* [About this task]:
Transcribe everything in the Parkinson's disease abstract from "Short-Chain Fatty Acid Aggregates" down to "Model Parkinson's Disease.".

* [Given passage]:

§

Short-Chain Fatty Acid Aggregates Alpha-Synuclein Accumulation and Neuroinflammation via GPR43-NLRP3 Signaling Pathway in a Model Parkinson's Disease.

Parkinson's disease (PD) is characterized by the aggregation of α-synuclein (α-syn) and the loss of dopaminergic (DA) neurons, with growing evidence suggesting a significant role of gut microbiota and their metabolites in the disease's pathogenesis. This study explores the effects of short-chain fatty acids (SCFAs) on PD progression, focusing on the G protein-coupled receptor 43 (GPR43) and the NLRP3 signaling pathway in both in vitro and in vivo models. Employing the1-methyl-4-phenyl-1,2,3,6-tetrahydropyridine (MPTP)-induced mouse model and SH-SY5Y cells with SCFAs-treated, this study investigated the impact of SCFAs on α-syn deposition, DA loss, and neuroinflammation. In vitro, supernatant from STC-1 cells was administered to SH-SY5Y cells, and the effects were assessed following the knockdown of NLRP3 or GPR43. In vivo, mice were treated with NLRP3 or GPR43 inhibitors after feeding with SCFAs, and the motor deficits, α-syn pathology, DA neuronal loss, and inflammatory responses were observed. SCFAs were found to exacerbate motor and gastrointestinal dysfunctions in PD models, intensifying α-syn pathology and neuroinflammation. The activation of the NLRP3 inflammasome through GPR43 emerged as a key pathological mechanism, with inhibition of these molecules mitigating the observed effects. Such interventions reduced α-syn accumulation, DA loss, and inflammatory responses, highlighting the pivotal role of the SCFA/GPR43-NLRP3 pathway in PD. The findings from this study elucidate a critical link between gut-derived metabolic changes and neuroinflammatory processes in PD via the SCFA/GPR43-NLRP3 pathway. Targeting this pathway offers a promising therapeutic strategy and enriches our understanding of the gut-brain axis' role in PD progression.

§

* [Dataset extract]:

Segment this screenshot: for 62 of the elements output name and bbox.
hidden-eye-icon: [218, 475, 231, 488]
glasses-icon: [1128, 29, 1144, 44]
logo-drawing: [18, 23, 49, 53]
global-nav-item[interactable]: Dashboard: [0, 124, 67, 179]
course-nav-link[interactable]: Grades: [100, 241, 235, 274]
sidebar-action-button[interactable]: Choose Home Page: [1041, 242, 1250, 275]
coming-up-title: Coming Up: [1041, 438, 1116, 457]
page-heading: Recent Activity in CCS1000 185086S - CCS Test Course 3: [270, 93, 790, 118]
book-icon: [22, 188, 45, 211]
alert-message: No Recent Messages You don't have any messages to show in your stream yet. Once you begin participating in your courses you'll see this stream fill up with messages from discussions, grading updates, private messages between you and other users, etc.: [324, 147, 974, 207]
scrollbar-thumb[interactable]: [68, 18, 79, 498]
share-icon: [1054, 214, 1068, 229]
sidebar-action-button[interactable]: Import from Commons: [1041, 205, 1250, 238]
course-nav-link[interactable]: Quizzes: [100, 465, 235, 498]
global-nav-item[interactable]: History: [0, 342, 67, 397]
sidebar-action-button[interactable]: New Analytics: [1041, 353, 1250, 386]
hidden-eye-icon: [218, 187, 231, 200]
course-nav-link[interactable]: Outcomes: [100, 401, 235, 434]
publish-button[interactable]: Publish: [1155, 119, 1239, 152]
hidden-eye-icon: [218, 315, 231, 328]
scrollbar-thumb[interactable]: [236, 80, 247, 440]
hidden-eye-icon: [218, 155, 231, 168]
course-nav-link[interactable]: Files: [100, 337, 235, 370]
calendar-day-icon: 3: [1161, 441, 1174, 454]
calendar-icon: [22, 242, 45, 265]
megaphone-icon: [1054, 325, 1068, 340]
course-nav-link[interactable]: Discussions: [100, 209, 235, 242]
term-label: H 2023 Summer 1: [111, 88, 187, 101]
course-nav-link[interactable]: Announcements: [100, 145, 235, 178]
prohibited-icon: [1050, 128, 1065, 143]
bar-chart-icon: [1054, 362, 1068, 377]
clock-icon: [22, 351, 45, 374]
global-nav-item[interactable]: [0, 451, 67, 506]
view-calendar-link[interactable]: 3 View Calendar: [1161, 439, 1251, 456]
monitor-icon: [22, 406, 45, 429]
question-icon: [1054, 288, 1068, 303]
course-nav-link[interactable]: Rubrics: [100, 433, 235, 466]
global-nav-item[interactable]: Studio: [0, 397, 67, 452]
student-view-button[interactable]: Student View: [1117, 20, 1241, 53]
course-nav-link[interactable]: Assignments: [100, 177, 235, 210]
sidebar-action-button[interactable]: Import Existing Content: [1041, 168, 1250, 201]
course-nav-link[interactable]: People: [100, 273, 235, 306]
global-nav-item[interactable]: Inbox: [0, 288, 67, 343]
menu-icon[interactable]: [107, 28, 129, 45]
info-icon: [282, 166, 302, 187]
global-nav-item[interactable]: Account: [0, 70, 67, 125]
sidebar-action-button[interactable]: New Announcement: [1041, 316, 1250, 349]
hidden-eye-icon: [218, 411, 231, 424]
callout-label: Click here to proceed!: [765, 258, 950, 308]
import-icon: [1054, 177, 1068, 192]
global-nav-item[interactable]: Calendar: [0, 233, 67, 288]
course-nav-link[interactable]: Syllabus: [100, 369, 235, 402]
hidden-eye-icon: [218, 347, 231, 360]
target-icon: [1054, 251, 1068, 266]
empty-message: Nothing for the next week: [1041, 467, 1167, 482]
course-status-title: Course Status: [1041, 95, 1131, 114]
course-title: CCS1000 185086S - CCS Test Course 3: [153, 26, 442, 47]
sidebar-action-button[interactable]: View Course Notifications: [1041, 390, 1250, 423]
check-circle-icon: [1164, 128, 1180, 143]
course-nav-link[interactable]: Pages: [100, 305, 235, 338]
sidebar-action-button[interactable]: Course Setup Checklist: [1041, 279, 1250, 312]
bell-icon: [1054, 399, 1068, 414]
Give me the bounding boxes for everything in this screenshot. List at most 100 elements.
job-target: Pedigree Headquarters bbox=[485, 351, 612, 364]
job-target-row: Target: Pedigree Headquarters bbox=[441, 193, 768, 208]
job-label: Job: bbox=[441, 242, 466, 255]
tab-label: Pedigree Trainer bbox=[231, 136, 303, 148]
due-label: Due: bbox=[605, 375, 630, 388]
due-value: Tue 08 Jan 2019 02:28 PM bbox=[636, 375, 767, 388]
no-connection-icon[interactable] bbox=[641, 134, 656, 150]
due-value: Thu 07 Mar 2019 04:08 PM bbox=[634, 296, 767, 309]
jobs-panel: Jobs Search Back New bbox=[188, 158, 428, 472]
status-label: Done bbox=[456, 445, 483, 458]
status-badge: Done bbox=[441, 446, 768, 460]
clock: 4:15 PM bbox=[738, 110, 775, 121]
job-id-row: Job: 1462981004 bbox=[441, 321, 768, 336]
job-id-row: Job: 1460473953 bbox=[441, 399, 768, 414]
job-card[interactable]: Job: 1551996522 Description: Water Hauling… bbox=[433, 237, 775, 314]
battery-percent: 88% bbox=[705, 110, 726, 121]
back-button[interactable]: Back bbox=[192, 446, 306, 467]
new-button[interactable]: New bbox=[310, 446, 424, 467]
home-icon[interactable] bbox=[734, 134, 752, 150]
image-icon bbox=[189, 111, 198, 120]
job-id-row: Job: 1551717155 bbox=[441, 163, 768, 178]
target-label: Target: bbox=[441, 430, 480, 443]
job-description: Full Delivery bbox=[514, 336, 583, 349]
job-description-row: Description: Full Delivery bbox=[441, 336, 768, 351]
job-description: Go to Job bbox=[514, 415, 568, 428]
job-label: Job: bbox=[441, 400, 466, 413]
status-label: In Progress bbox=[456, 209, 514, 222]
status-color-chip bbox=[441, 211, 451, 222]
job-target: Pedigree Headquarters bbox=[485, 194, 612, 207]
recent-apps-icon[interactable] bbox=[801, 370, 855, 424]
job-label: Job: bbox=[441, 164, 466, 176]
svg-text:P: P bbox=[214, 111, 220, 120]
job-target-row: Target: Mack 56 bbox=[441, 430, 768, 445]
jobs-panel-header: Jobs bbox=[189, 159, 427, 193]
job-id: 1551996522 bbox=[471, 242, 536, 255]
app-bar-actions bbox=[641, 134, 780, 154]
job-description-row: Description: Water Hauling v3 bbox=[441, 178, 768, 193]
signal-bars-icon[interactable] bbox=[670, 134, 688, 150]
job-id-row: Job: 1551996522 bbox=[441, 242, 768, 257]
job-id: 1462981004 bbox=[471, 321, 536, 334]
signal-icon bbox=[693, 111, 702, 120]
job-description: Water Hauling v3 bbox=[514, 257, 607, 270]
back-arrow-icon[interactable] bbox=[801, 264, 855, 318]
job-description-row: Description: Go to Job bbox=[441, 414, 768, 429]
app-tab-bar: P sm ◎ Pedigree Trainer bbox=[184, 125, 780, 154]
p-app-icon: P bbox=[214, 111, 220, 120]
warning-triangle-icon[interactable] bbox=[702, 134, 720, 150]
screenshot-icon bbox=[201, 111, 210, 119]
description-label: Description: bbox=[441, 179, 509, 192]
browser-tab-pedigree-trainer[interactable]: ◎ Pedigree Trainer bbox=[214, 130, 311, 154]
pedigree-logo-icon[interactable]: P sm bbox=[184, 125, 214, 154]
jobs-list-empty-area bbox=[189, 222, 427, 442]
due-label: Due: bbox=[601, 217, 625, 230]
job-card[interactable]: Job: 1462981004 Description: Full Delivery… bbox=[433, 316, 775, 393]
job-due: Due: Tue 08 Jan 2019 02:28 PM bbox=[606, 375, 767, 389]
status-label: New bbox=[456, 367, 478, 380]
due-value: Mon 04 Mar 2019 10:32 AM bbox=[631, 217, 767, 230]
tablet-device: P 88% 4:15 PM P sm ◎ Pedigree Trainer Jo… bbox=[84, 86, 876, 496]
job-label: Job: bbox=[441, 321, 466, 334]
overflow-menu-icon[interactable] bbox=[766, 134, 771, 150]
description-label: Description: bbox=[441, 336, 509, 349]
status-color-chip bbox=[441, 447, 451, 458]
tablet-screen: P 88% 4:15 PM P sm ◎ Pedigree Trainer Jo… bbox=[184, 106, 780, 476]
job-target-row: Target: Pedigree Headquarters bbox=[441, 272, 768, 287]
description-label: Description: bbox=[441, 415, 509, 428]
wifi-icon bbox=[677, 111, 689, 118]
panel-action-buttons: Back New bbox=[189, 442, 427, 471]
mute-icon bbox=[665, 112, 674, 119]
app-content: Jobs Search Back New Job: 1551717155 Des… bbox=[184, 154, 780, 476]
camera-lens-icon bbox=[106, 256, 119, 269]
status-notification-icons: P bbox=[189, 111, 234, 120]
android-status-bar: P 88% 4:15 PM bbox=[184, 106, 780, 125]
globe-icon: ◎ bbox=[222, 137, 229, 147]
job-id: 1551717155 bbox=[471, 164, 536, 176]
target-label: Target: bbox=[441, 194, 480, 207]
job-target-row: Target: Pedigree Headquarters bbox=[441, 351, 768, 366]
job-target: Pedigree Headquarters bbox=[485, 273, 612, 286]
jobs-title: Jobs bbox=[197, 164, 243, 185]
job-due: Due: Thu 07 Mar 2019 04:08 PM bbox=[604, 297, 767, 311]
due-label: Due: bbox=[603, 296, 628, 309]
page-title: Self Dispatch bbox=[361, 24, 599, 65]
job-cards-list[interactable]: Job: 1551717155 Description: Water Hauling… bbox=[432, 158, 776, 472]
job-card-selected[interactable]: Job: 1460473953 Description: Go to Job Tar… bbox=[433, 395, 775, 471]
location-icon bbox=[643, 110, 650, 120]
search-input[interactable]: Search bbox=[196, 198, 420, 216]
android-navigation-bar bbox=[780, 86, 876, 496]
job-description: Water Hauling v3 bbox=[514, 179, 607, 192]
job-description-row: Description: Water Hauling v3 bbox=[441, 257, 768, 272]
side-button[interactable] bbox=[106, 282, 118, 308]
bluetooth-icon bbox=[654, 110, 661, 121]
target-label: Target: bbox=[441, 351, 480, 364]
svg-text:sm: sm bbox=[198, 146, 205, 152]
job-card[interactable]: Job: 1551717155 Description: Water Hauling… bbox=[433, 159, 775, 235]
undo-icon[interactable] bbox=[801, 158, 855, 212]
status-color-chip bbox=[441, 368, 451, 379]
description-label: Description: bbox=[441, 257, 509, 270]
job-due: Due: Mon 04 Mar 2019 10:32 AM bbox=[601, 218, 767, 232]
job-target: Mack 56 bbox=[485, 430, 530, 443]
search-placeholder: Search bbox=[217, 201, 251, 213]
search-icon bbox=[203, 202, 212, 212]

§

* [Solved problem]:
Short-Chain Fatty Acid Aggregates Alpha-Synuclein Accumulation and Neuroinflammation via GPR43-NLRP3 Signaling Pathway in a Model Parkinson's Disease.